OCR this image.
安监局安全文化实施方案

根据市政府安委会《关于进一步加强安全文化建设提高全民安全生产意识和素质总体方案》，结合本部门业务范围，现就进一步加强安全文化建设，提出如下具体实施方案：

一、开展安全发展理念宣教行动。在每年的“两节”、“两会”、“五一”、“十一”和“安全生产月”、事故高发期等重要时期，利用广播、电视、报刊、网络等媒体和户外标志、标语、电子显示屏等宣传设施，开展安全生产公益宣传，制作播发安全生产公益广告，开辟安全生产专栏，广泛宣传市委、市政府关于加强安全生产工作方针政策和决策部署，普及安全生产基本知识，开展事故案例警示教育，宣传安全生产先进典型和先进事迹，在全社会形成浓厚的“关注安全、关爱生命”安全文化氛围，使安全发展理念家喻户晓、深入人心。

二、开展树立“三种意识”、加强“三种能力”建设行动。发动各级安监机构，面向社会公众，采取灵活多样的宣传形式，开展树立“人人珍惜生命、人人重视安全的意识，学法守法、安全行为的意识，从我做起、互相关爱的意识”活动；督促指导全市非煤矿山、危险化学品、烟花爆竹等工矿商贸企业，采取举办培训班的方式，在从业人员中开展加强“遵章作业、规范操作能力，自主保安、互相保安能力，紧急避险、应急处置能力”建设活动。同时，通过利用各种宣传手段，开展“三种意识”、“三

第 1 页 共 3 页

- _Exercise aim_
Type out the whole listing above again, exactly as it stands.

- _The output_
OCR this image.
安监局安全文化实施方案

根据市政府安委会《关于进一步加强安全文化建设提高全民安全生产意识和素质总体方案》，结合本部门业务范围，现就进一步加强安全文化建设，提出如下具体实施方案：

一、开展安全发展理念宣教行动。在每年的“两节”、“两会”、“五一”、“十一”和“安全生产月”、事故高发期等重要时期，利用广播、电视、报刊、网络等媒体和户外标志、标语、电子显示屏等宣传设施，开展安全生产公益宣传，制作播发安全生产公益广告，开辟安全生产专栏，广泛宣传市委、市政府关于加强安全生产工作方针政策和决策部署，普及安全生产基本知识，开展事故案例警示教育，宣传安全生产先进典型和先进事迹，在全社会形成浓厚的“关注安全、关爱生命”安全文化氛围，使安全发展理念家喻户晓、深入人心。

二、开展树立“三种意识”、加强“三种能力”建设行动。发动各级安监机构，面向社会公众，采取灵活多样的宣传形式，开展树立“人人珍惜生命、人人重视安全的意识，学法守法、安全行为的意识，从我做起、互相关爱的意识”活动；督促指导全市非煤矿山、危险化学品、烟花爆竹等工矿商贸企业，采取举办培训班的方式，在从业人员中开展加强“遵章作业、规范操作能力，自主保安、互相保安能力，紧急避险、应急处置能力”建设活动。同时，通过利用各种宣传手段，开展“三种意识”、“三

第 1 页 共 3 页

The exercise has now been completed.